▸ Stated task
Rewrite the records below with every "option-label" changed to "choice-label" and everything else left as it is. Leave the pictures out of your answer.

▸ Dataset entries

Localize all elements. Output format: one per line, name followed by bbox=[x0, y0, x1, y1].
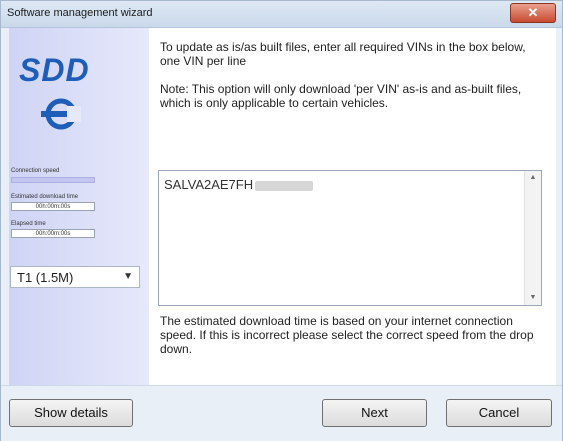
next-button[interactable]: Next bbox=[322, 399, 427, 427]
ford-emblem-icon bbox=[41, 98, 81, 130]
window-title: Software management wizard bbox=[7, 7, 153, 19]
elapsed-time-label: Elapsed time bbox=[11, 221, 46, 227]
vin-scrollbar[interactable]: ▲ ▼ bbox=[524, 171, 541, 305]
connection-speed-value: T1 (1.5M) bbox=[17, 270, 74, 285]
download-info-text: The estimated download time is based on … bbox=[160, 314, 534, 356]
connection-speed-select[interactable]: T1 (1.5M) ▼ bbox=[10, 266, 140, 288]
scroll-down-icon[interactable]: ▼ bbox=[525, 291, 541, 305]
chevron-down-icon: ▼ bbox=[123, 271, 133, 282]
cancel-button[interactable]: Cancel bbox=[446, 399, 552, 427]
vin-entry: SALVA2AE7FH bbox=[164, 177, 314, 192]
connection-speed-label: Connection speed bbox=[11, 168, 60, 174]
connection-speed-indicator bbox=[11, 177, 95, 183]
instructions-text: To update as is/as built files, enter al… bbox=[160, 40, 526, 68]
estimated-download-time-field: 00h:00m:00s bbox=[11, 202, 95, 211]
footer-bar: Show details Next Cancel bbox=[1, 385, 562, 441]
main-content: To update as is/as built files, enter al… bbox=[149, 28, 556, 385]
title-bar: Software management wizard ✕ bbox=[1, 1, 562, 28]
estimated-download-time-label: Estimated download time bbox=[11, 194, 79, 200]
vin-redacted bbox=[255, 180, 314, 191]
close-button[interactable]: ✕ bbox=[510, 3, 556, 23]
vin-value: SALVA2AE7FH bbox=[164, 177, 254, 192]
show-details-button[interactable]: Show details bbox=[9, 399, 133, 427]
note-text: Note: This option will only download 'pe… bbox=[160, 82, 522, 110]
wizard-window: Software management wizard ✕ SDD Connect… bbox=[0, 0, 563, 441]
sdd-logo: SDD bbox=[19, 52, 90, 88]
sidebar: SDD Connection speed Estimated download … bbox=[9, 28, 149, 385]
vin-textarea[interactable]: SALVA2AE7FH ▲ ▼ bbox=[158, 170, 542, 306]
elapsed-time-field: 00h:00m:00s bbox=[11, 229, 95, 238]
scroll-up-icon[interactable]: ▲ bbox=[525, 171, 541, 185]
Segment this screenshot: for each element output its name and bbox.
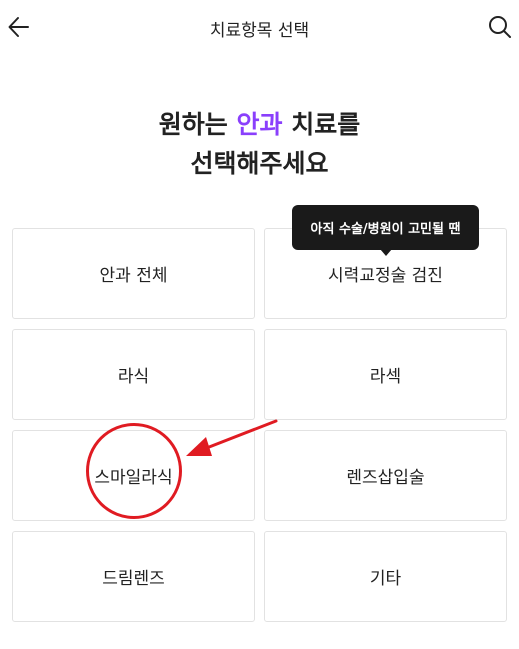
app-header: 치료항목 선택: [0, 0, 519, 56]
heading-accent: 안과: [236, 110, 283, 139]
tooltip: 아직 수술/병원이 고민될 땐: [292, 205, 479, 250]
page: 치료항목 선택 원하는 안과 치료를 선택해주세요 안과 전체 시력교정술 검진…: [0, 0, 519, 649]
page-title: 치료항목 선택: [209, 21, 310, 41]
option-label: 렌즈삽입술: [346, 468, 425, 488]
option-dream-lens[interactable]: 드림렌즈: [12, 531, 255, 622]
option-label: 시력교정술 검진: [328, 266, 443, 286]
option-lasik[interactable]: 라식: [12, 329, 255, 420]
option-label: 기타: [369, 569, 402, 589]
option-lasek[interactable]: 라섹: [264, 329, 507, 420]
heading-text-pre: 원하는: [158, 110, 237, 139]
tooltip-pointer: [380, 249, 392, 256]
search-icon: [489, 16, 511, 38]
heading-line-1: 원하는 안과 치료를: [0, 105, 519, 144]
option-label: 라식: [117, 367, 150, 387]
option-label: 라섹: [369, 367, 402, 387]
highlight-circle: [86, 423, 182, 519]
option-other[interactable]: 기타: [264, 531, 507, 622]
heading-line-2: 선택해주세요: [190, 149, 329, 178]
option-label: 드림렌즈: [102, 569, 165, 589]
heading-text-post: 치료를: [282, 110, 361, 139]
option-all[interactable]: 안과 전체: [12, 228, 255, 319]
selection-heading: 원하는 안과 치료를 선택해주세요: [0, 105, 519, 183]
search-button[interactable]: [485, 12, 515, 42]
tooltip-text: 아직 수술/병원이 고민될 땐: [310, 222, 461, 237]
option-label: 안과 전체: [99, 266, 168, 286]
option-lens-implant[interactable]: 렌즈삽입술: [264, 430, 507, 521]
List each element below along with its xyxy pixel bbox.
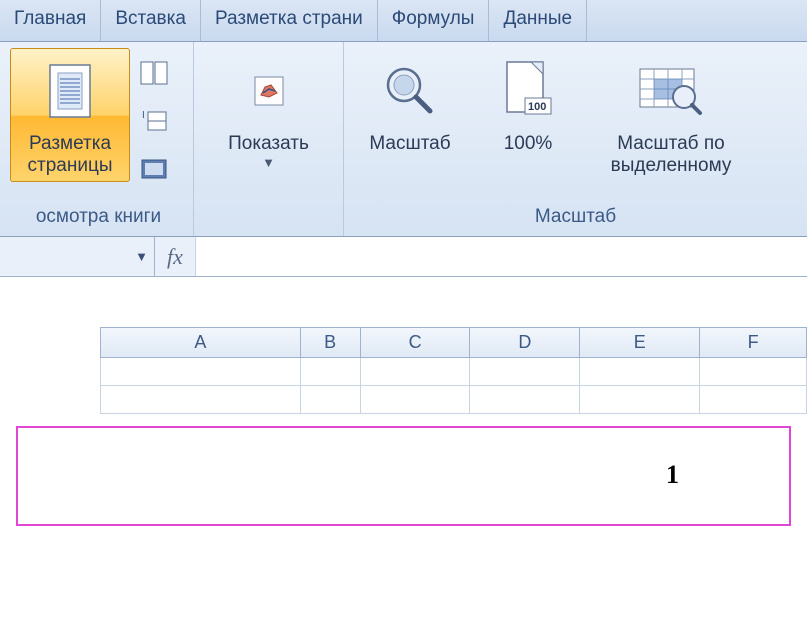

▸ Finished exercise
Localize all elements. Output format: one per line, name followed by bbox=[x0, y0, x1, y1].
next-button[interactable]: Next bbox=[322, 399, 427, 427]
ford-emblem-icon bbox=[41, 98, 81, 130]
window-title: Software management wizard bbox=[7, 7, 153, 19]
elapsed-time-label: Elapsed time bbox=[11, 221, 46, 227]
vin-scrollbar[interactable]: ▲ ▼ bbox=[524, 171, 541, 305]
connection-speed-value: T1 (1.5M) bbox=[17, 270, 74, 285]
download-info-text: The estimated download time is based on … bbox=[160, 314, 534, 356]
connection-speed-select[interactable]: T1 (1.5M) ▼ bbox=[10, 266, 140, 288]
scroll-down-icon[interactable]: ▼ bbox=[525, 291, 541, 305]
chevron-down-icon: ▼ bbox=[123, 271, 133, 282]
cancel-button[interactable]: Cancel bbox=[446, 399, 552, 427]
vin-entry: SALVA2AE7FH bbox=[164, 177, 314, 192]
connection-speed-label: Connection speed bbox=[11, 168, 60, 174]
connection-speed-indicator bbox=[11, 177, 95, 183]
instructions-text: To update as is/as built files, enter al… bbox=[160, 40, 526, 68]
estimated-download-time-field: 00h:00m:00s bbox=[11, 202, 95, 211]
footer-bar: Show details Next Cancel bbox=[1, 385, 562, 441]
main-content: To update as is/as built files, enter al… bbox=[149, 28, 556, 385]
title-bar: Software management wizard ✕ bbox=[1, 1, 562, 28]
estimated-download-time-label: Estimated download time bbox=[11, 194, 79, 200]
vin-redacted bbox=[255, 180, 314, 191]
close-button[interactable]: ✕ bbox=[510, 3, 556, 23]
vin-value: SALVA2AE7FH bbox=[164, 177, 254, 192]
show-details-button[interactable]: Show details bbox=[9, 399, 133, 427]
note-text: Note: This option will only download 'pe… bbox=[160, 82, 522, 110]
wizard-window: Software management wizard ✕ SDD Connect… bbox=[0, 0, 563, 441]
sdd-logo: SDD bbox=[19, 52, 90, 88]
sidebar: SDD Connection speed Estimated download … bbox=[9, 28, 149, 385]
vin-textarea[interactable]: SALVA2AE7FH ▲ ▼ bbox=[158, 170, 542, 306]
elapsed-time-field: 00h:00m:00s bbox=[11, 229, 95, 238]
scroll-up-icon[interactable]: ▲ bbox=[525, 171, 541, 185]
Segment this screenshot: for each element output its name and bbox.
app-header: 치료항목 선택: [0, 0, 519, 56]
heading-accent: 안과: [236, 110, 283, 139]
tooltip: 아직 수술/병원이 고민될 땐: [292, 205, 479, 250]
page: 치료항목 선택 원하는 안과 치료를 선택해주세요 안과 전체 시력교정술 검진…: [0, 0, 519, 649]
page-title: 치료항목 선택: [209, 21, 310, 41]
choice-label: 렌즈삽입술: [346, 468, 425, 488]
option-dream-lens[interactable]: 드림렌즈: [12, 531, 255, 622]
choice-label: 시력교정술 검진: [328, 266, 443, 286]
option-lasik[interactable]: 라식: [12, 329, 255, 420]
choice-label: 기타: [369, 569, 402, 589]
option-lasek[interactable]: 라섹: [264, 329, 507, 420]
heading-text-pre: 원하는: [158, 110, 237, 139]
tooltip-pointer: [380, 249, 392, 256]
search-icon: [489, 16, 511, 38]
heading-line-1: 원하는 안과 치료를: [0, 105, 519, 144]
choice-label: 라식: [117, 367, 150, 387]
choice-label: 라섹: [369, 367, 402, 387]
highlight-circle: [86, 423, 182, 519]
option-other[interactable]: 기타: [264, 531, 507, 622]
heading-line-2: 선택해주세요: [190, 149, 329, 178]
choice-label: 드림렌즈: [102, 569, 165, 589]
heading-text-post: 치료를: [282, 110, 361, 139]
option-all[interactable]: 안과 전체: [12, 228, 255, 319]
selection-heading: 원하는 안과 치료를 선택해주세요: [0, 105, 519, 183]
search-button[interactable]: [485, 12, 515, 42]
tooltip-text: 아직 수술/병원이 고민될 땐: [310, 222, 461, 237]
choice-label: 안과 전체: [99, 266, 168, 286]
option-lens-implant[interactable]: 렌즈삽입술: [264, 430, 507, 521]
List each element below along with its xyxy pixel bbox.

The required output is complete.